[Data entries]
-- START --

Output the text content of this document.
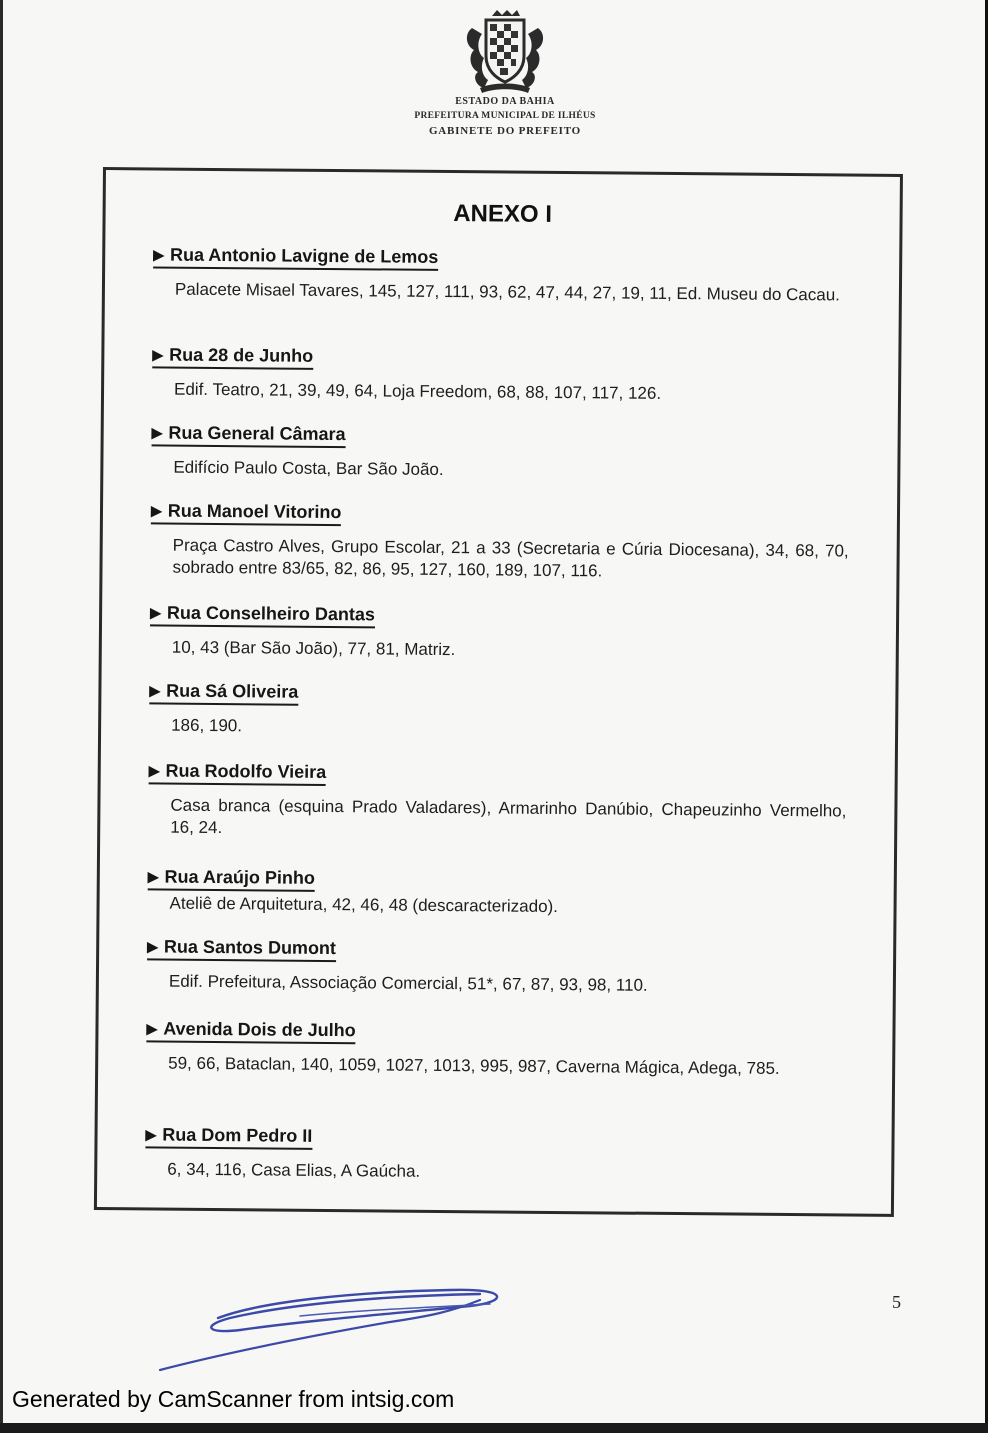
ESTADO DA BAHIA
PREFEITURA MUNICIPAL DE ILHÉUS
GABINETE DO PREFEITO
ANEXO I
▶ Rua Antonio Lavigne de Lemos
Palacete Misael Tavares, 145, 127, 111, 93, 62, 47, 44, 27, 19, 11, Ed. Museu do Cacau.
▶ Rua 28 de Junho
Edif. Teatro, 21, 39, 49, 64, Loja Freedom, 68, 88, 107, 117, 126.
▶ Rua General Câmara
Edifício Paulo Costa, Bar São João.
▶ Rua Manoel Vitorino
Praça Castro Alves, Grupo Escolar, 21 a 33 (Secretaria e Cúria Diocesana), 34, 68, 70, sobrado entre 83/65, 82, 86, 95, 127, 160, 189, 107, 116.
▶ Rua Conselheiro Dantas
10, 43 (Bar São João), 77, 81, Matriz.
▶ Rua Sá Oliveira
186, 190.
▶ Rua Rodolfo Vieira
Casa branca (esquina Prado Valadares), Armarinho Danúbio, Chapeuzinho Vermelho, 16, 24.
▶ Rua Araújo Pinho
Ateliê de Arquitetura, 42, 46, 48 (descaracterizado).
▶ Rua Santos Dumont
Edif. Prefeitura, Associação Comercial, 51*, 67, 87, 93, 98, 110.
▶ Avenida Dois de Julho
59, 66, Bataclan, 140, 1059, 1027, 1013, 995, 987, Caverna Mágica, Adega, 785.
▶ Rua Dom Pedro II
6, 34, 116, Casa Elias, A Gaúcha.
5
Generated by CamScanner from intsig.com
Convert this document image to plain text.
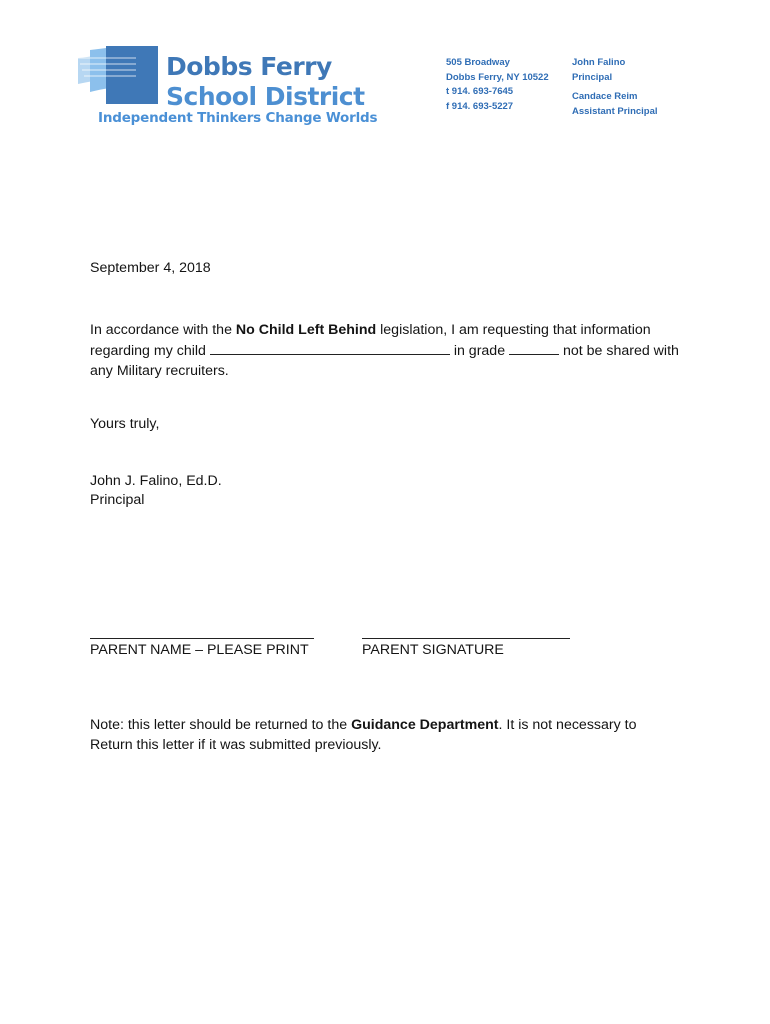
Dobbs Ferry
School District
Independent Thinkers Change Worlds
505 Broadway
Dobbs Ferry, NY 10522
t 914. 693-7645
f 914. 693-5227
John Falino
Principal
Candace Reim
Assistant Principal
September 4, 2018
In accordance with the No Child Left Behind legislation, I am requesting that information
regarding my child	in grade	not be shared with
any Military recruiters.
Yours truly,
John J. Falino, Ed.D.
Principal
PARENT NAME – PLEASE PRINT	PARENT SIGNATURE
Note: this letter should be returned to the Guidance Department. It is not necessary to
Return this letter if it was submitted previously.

-- END --

Write out all the records again, exactly, minus any pictures.

Output the text content of this document.
ESTADO DA BAHIA
PREFEITURA MUNICIPAL DE ILHÉUS
GABINETE DO PREFEITO
ANEXO I
▶ Rua Antonio Lavigne de Lemos
Palacete Misael Tavares, 145, 127, 111, 93, 62, 47, 44, 27, 19, 11, Ed. Museu do Cacau.
▶ Rua 28 de Junho
Edif. Teatro, 21, 39, 49, 64, Loja Freedom, 68, 88, 107, 117, 126.
▶ Rua General Câmara
Edifício Paulo Costa, Bar São João.
▶ Rua Manoel Vitorino
Praça Castro Alves, Grupo Escolar, 21 a 33 (Secretaria e Cúria Diocesana), 34, 68, 70, sobrado entre 83/65, 82, 86, 95, 127, 160, 189, 107, 116.
▶ Rua Conselheiro Dantas
10, 43 (Bar São João), 77, 81, Matriz.
▶ Rua Sá Oliveira
186, 190.
▶ Rua Rodolfo Vieira
Casa branca (esquina Prado Valadares), Armarinho Danúbio, Chapeuzinho Vermelho, 16, 24.
▶ Rua Araújo Pinho
Ateliê de Arquitetura, 42, 46, 48 (descaracterizado).
▶ Rua Santos Dumont
Edif. Prefeitura, Associação Comercial, 51*, 67, 87, 93, 98, 110.
▶ Avenida Dois de Julho
59, 66, Bataclan, 140, 1059, 1027, 1013, 995, 987, Caverna Mágica, Adega, 785.
▶ Rua Dom Pedro II
6, 34, 116, Casa Elias, A Gaúcha.
5
Generated by CamScanner from intsig.com
Convert this document image to plain text.
Dobbs Ferry
School District
Independent Thinkers Change Worlds
505 Broadway
Dobbs Ferry, NY 10522
t 914. 693-7645
f 914. 693-5227
John Falino
Principal
Candace Reim
Assistant Principal
September 4, 2018
In accordance with the No Child Left Behind legislation, I am requesting that information
regarding my child	in grade	not be shared with
any Military recruiters.
Yours truly,
John J. Falino, Ed.D.
Principal
PARENT NAME – PLEASE PRINT	PARENT SIGNATURE
Note: this letter should be returned to the Guidance Department. It is not necessary to
Return this letter if it was submitted previously.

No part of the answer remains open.